= STORED RECORDS =
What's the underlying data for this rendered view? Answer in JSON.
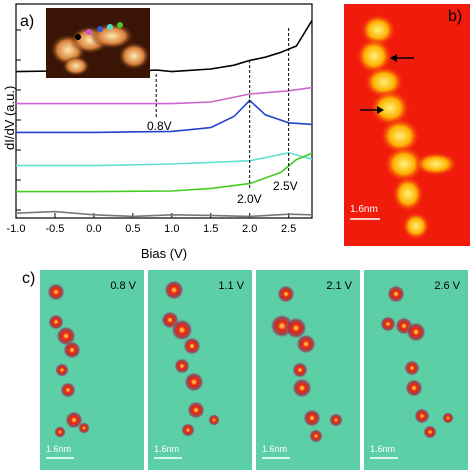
{
  "panel_a": {
    "label": "a)",
    "ylabel": "dI/dV (a.u.)",
    "xlabel": "Bias (V)",
    "xticks": [
      "-1.0",
      "-0.5",
      "0.0",
      "0.5",
      "1.0",
      "1.5",
      "2.0",
      "2.5"
    ],
    "annotations": [
      "0.8V",
      "2.0V",
      "2.5V"
    ],
    "curve_colors": [
      "#000000",
      "#cc66cc",
      "#2244cc",
      "#66e0d0",
      "#44cc22",
      "#777777"
    ]
  },
  "panel_b": {
    "label": "b)",
    "scalebar": "1.6nm"
  },
  "panel_c": {
    "label": "c)",
    "scalebar": "1.6nm",
    "frames": [
      {
        "bias": "0.8 V"
      },
      {
        "bias": "1.1 V"
      },
      {
        "bias": "2.1 V"
      },
      {
        "bias": "2.6 V"
      }
    ]
  },
  "chart_data": {
    "type": "line",
    "x_range": [
      -1.0,
      2.8
    ],
    "xlabel": "Bias (V)",
    "ylabel": "dI/dV (a.u.)",
    "series": [
      {
        "color": "#000000",
        "x": [
          -1.0,
          -0.5,
          0.0,
          0.5,
          0.8,
          1.0,
          1.5,
          1.8,
          2.0,
          2.2,
          2.4,
          2.6,
          2.8
        ],
        "y": [
          0.2,
          0.22,
          0.2,
          0.2,
          0.25,
          0.2,
          0.28,
          0.4,
          0.55,
          0.65,
          0.8,
          1.0,
          1.8
        ]
      },
      {
        "color": "#cc66cc",
        "x": [
          -1.0,
          -0.5,
          0.0,
          0.5,
          1.0,
          1.5,
          2.0,
          2.5,
          2.8
        ],
        "y": [
          0.2,
          0.2,
          0.2,
          0.2,
          0.2,
          0.25,
          0.5,
          0.6,
          0.7
        ]
      },
      {
        "color": "#2244cc",
        "x": [
          -1.0,
          0.0,
          1.0,
          1.5,
          1.8,
          2.0,
          2.2,
          2.5,
          2.8
        ],
        "y": [
          0.3,
          0.3,
          0.33,
          0.45,
          0.8,
          1.3,
          0.85,
          0.6,
          0.55
        ]
      },
      {
        "color": "#66e0d0",
        "x": [
          -1.0,
          0.0,
          1.0,
          1.5,
          2.0,
          2.5,
          2.8
        ],
        "y": [
          0.2,
          0.2,
          0.25,
          0.3,
          0.35,
          0.6,
          0.4
        ]
      },
      {
        "color": "#44cc22",
        "x": [
          -1.0,
          0.0,
          1.0,
          1.5,
          2.0,
          2.4,
          2.6,
          2.8
        ],
        "y": [
          0.2,
          0.2,
          0.22,
          0.3,
          0.45,
          0.8,
          1.2,
          1.4
        ]
      },
      {
        "color": "#777777",
        "x": [
          -1.0,
          -0.5,
          0.0,
          0.5,
          1.0,
          1.5,
          2.0,
          2.5,
          2.8
        ],
        "y": [
          0.15,
          0.2,
          0.1,
          0.05,
          0.1,
          0.08,
          0.05,
          0.12,
          0.1
        ]
      }
    ],
    "markers": [
      0.8,
      2.0,
      2.5
    ]
  }
}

= EXERCISE OBJECTIVE =
Copy the records above exactly, omitting every picture.

= SOLUTION TO THE PROBLEM =
What's the underlying data for this rendered view? Answer in JSON.
{
  "panel_a": {
    "label": "a)",
    "ylabel": "dI/dV (a.u.)",
    "xlabel": "Bias (V)",
    "xticks": [
      "-1.0",
      "-0.5",
      "0.0",
      "0.5",
      "1.0",
      "1.5",
      "2.0",
      "2.5"
    ],
    "annotations": [
      "0.8V",
      "2.0V",
      "2.5V"
    ],
    "curve_colors": [
      "#000000",
      "#cc66cc",
      "#2244cc",
      "#66e0d0",
      "#44cc22",
      "#777777"
    ]
  },
  "panel_b": {
    "label": "b)",
    "scalebar": "1.6nm"
  },
  "panel_c": {
    "label": "c)",
    "scalebar": "1.6nm",
    "frames": [
      {
        "bias": "0.8 V"
      },
      {
        "bias": "1.1 V"
      },
      {
        "bias": "2.1 V"
      },
      {
        "bias": "2.6 V"
      }
    ]
  },
  "chart_data": {
    "type": "line",
    "x_range": [
      -1.0,
      2.8
    ],
    "xlabel": "Bias (V)",
    "ylabel": "dI/dV (a.u.)",
    "series": [
      {
        "color": "#000000",
        "x": [
          -1.0,
          -0.5,
          0.0,
          0.5,
          0.8,
          1.0,
          1.5,
          1.8,
          2.0,
          2.2,
          2.4,
          2.6,
          2.8
        ],
        "y": [
          0.2,
          0.22,
          0.2,
          0.2,
          0.25,
          0.2,
          0.28,
          0.4,
          0.55,
          0.65,
          0.8,
          1.0,
          1.8
        ]
      },
      {
        "color": "#cc66cc",
        "x": [
          -1.0,
          -0.5,
          0.0,
          0.5,
          1.0,
          1.5,
          2.0,
          2.5,
          2.8
        ],
        "y": [
          0.2,
          0.2,
          0.2,
          0.2,
          0.2,
          0.25,
          0.5,
          0.6,
          0.7
        ]
      },
      {
        "color": "#2244cc",
        "x": [
          -1.0,
          0.0,
          1.0,
          1.5,
          1.8,
          2.0,
          2.2,
          2.5,
          2.8
        ],
        "y": [
          0.3,
          0.3,
          0.33,
          0.45,
          0.8,
          1.3,
          0.85,
          0.6,
          0.55
        ]
      },
      {
        "color": "#66e0d0",
        "x": [
          -1.0,
          0.0,
          1.0,
          1.5,
          2.0,
          2.5,
          2.8
        ],
        "y": [
          0.2,
          0.2,
          0.25,
          0.3,
          0.35,
          0.6,
          0.4
        ]
      },
      {
        "color": "#44cc22",
        "x": [
          -1.0,
          0.0,
          1.0,
          1.5,
          2.0,
          2.4,
          2.6,
          2.8
        ],
        "y": [
          0.2,
          0.2,
          0.22,
          0.3,
          0.45,
          0.8,
          1.2,
          1.4
        ]
      },
      {
        "color": "#777777",
        "x": [
          -1.0,
          -0.5,
          0.0,
          0.5,
          1.0,
          1.5,
          2.0,
          2.5,
          2.8
        ],
        "y": [
          0.15,
          0.2,
          0.1,
          0.05,
          0.1,
          0.08,
          0.05,
          0.12,
          0.1
        ]
      }
    ],
    "markers": [
      0.8,
      2.0,
      2.5
    ]
  }
}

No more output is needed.